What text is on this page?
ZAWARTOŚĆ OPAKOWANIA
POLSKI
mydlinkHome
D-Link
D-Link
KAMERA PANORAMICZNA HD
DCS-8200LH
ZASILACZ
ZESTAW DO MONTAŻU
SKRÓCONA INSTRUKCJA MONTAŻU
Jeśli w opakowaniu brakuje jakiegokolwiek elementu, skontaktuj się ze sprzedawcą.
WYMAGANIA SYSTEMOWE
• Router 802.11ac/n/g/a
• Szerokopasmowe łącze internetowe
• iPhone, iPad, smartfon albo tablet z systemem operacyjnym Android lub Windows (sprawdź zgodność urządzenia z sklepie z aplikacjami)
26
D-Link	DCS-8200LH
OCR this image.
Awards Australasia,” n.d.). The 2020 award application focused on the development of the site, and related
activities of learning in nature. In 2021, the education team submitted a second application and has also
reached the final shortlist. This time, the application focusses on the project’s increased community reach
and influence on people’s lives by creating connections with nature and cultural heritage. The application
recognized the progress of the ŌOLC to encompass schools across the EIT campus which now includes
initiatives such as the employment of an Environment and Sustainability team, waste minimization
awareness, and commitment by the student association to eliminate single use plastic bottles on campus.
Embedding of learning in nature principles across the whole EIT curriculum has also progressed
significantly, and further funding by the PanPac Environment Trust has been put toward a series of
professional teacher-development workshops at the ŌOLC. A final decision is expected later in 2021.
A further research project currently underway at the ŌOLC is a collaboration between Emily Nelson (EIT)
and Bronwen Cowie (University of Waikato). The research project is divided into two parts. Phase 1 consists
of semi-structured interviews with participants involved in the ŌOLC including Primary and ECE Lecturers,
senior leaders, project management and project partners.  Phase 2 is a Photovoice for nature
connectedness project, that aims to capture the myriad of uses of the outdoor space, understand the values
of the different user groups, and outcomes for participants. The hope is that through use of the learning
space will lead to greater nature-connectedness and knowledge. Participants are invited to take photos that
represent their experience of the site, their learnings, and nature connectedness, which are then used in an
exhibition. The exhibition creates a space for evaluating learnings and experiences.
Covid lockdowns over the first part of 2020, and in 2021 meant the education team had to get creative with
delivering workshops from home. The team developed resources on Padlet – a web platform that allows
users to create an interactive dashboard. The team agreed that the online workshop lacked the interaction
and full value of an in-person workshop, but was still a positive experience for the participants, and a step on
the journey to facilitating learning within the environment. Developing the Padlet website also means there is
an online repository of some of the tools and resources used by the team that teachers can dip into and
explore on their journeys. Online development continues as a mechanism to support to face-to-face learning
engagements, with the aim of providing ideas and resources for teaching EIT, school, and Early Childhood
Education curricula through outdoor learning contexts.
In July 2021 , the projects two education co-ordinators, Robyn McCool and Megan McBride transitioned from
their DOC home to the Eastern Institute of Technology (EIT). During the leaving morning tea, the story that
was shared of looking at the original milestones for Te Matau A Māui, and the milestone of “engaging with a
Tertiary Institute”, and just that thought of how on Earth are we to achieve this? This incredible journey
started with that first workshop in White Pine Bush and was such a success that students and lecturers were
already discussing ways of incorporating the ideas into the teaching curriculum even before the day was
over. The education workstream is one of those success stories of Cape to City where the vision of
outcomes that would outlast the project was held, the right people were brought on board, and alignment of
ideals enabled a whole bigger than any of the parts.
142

● GOAL
Repeat the lines above exactly.

● TASK RESULT
What text is on this page?
ZAWARTOŚĆ OPAKOWANIA
POLSKI
mydlinkHome
D-Link
D-Link
KAMERA PANORAMICZNA HD
DCS-8200LH
ZASILACZ
ZESTAW DO MONTAŻU
SKRÓCONA INSTRUKCJA MONTAŻU
Jeśli w opakowaniu brakuje jakiegokolwiek elementu, skontaktuj się ze sprzedawcą.
WYMAGANIA SYSTEMOWE
• Router 802.11ac/n/g/a
• Szerokopasmowe łącze internetowe
• iPhone, iPad, smartfon albo tablet z systemem operacyjnym Android lub Windows (sprawdź zgodność urządzenia z sklepie z aplikacjami)
26
D-Link	DCS-8200LH
OCR this image.
Awards Australasia,” n.d.). The 2020 award application focused on the development of the site, and related
activities of learning in nature. In 2021, the education team submitted a second application and has also
reached the final shortlist. This time, the application focusses on the project’s increased community reach
and influence on people’s lives by creating connections with nature and cultural heritage. The application
recognized the progress of the ŌOLC to encompass schools across the EIT campus which now includes
initiatives such as the employment of an Environment and Sustainability team, waste minimization
awareness, and commitment by the student association to eliminate single use plastic bottles on campus.
Embedding of learning in nature principles across the whole EIT curriculum has also progressed
significantly, and further funding by the PanPac Environment Trust has been put toward a series of
professional teacher-development workshops at the ŌOLC. A final decision is expected later in 2021.
A further research project currently underway at the ŌOLC is a collaboration between Emily Nelson (EIT)
and Bronwen Cowie (University of Waikato). The research project is divided into two parts. Phase 1 consists
of semi-structured interviews with participants involved in the ŌOLC including Primary and ECE Lecturers,
senior leaders, project management and project partners.  Phase 2 is a Photovoice for nature
connectedness project, that aims to capture the myriad of uses of the outdoor space, understand the values
of the different user groups, and outcomes for participants. The hope is that through use of the learning
space will lead to greater nature-connectedness and knowledge. Participants are invited to take photos that
represent their experience of the site, their learnings, and nature connectedness, which are then used in an
exhibition. The exhibition creates a space for evaluating learnings and experiences.
Covid lockdowns over the first part of 2020, and in 2021 meant the education team had to get creative with
delivering workshops from home. The team developed resources on Padlet – a web platform that allows
users to create an interactive dashboard. The team agreed that the online workshop lacked the interaction
and full value of an in-person workshop, but was still a positive experience for the participants, and a step on
the journey to facilitating learning within the environment. Developing the Padlet website also means there is
an online repository of some of the tools and resources used by the team that teachers can dip into and
explore on their journeys. Online development continues as a mechanism to support to face-to-face learning
engagements, with the aim of providing ideas and resources for teaching EIT, school, and Early Childhood
Education curricula through outdoor learning contexts.
In July 2021 , the projects two education co-ordinators, Robyn McCool and Megan McBride transitioned from
their DOC home to the Eastern Institute of Technology (EIT). During the leaving morning tea, the story that
was shared of looking at the original milestones for Te Matau A Māui, and the milestone of “engaging with a
Tertiary Institute”, and just that thought of how on Earth are we to achieve this? This incredible journey
started with that first workshop in White Pine Bush and was such a success that students and lecturers were
already discussing ways of incorporating the ideas into the teaching curriculum even before the day was
over. The education workstream is one of those success stories of Cape to City where the vision of
outcomes that would outlast the project was held, the right people were brought on board, and alignment of
ideals enabled a whole bigger than any of the parts.
142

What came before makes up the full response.